WHAT YOU ARE ASKED TO DO:
Extract every line that includes the string "型试块的形状和尺寸".
======
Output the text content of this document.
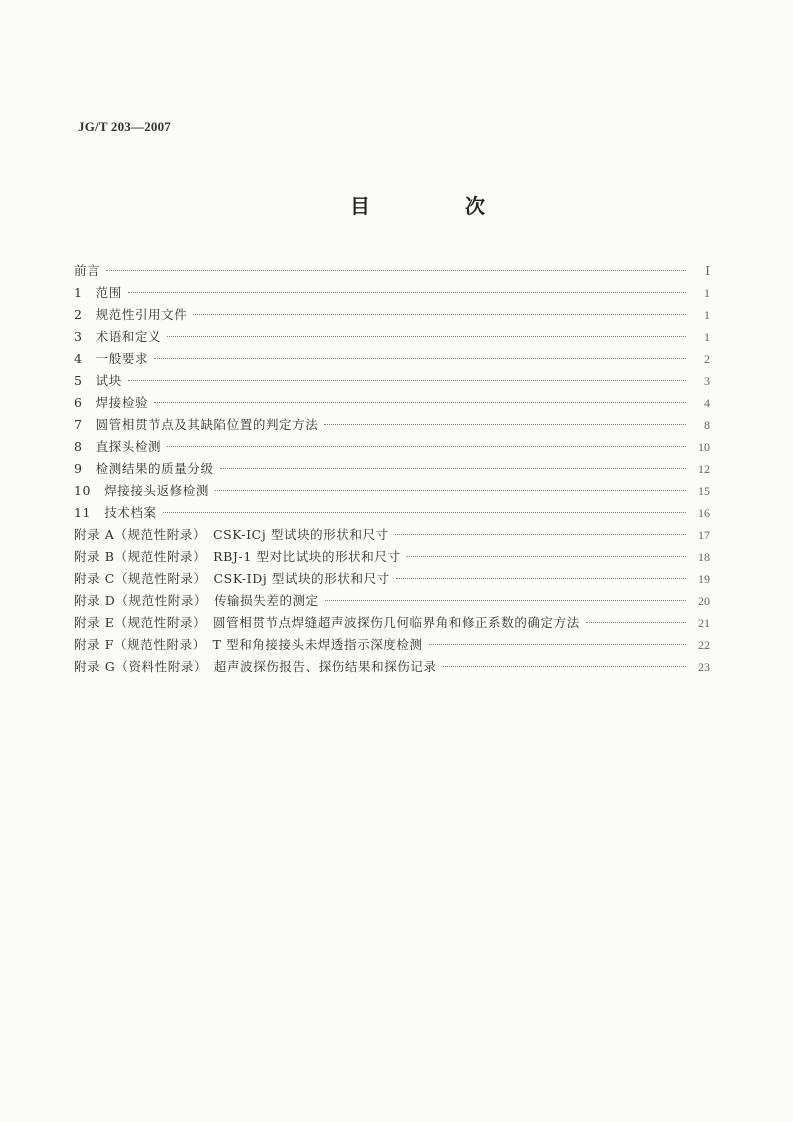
JG/T 203—2007
目 次
前言	Ⅰ
1　范围	1
2　规范性引用文件	1
3　术语和定义	1
4　一般要求	2
5　试块	3
6　焊接检验	4
7　圆管相贯节点及其缺陷位置的判定方法	8
8　直探头检测	10
9　检测结果的质量分级	12
10　焊接接头返修检测	15
11　技术档案	16
附录 A（规范性附录）　CSK-ⅠCj 型试块的形状和尺寸	17
附录 B（规范性附录）　RBJ-1 型对比试块的形状和尺寸	18
附录 C（规范性附录）　CSK-ⅠDj 型试块的形状和尺寸	19
附录 D（规范性附录）　传输损失差的测定	20
附录 E（规范性附录）　圆管相贯节点焊缝超声波探伤几何临界角和修正系数的确定方法	21
附录 F（规范性附录）　T 型和角接接头未焊透指示深度检测	22
附录 G（资料性附录）　超声波探伤报告、探伤结果和探伤记录	23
======
EXERCISE RESULT:
附录 A（规范性附录）　CSK-ⅠCj 型试块的形状和尺寸	17
附录 C（规范性附录）　CSK-ⅠDj 型试块的形状和尺寸	19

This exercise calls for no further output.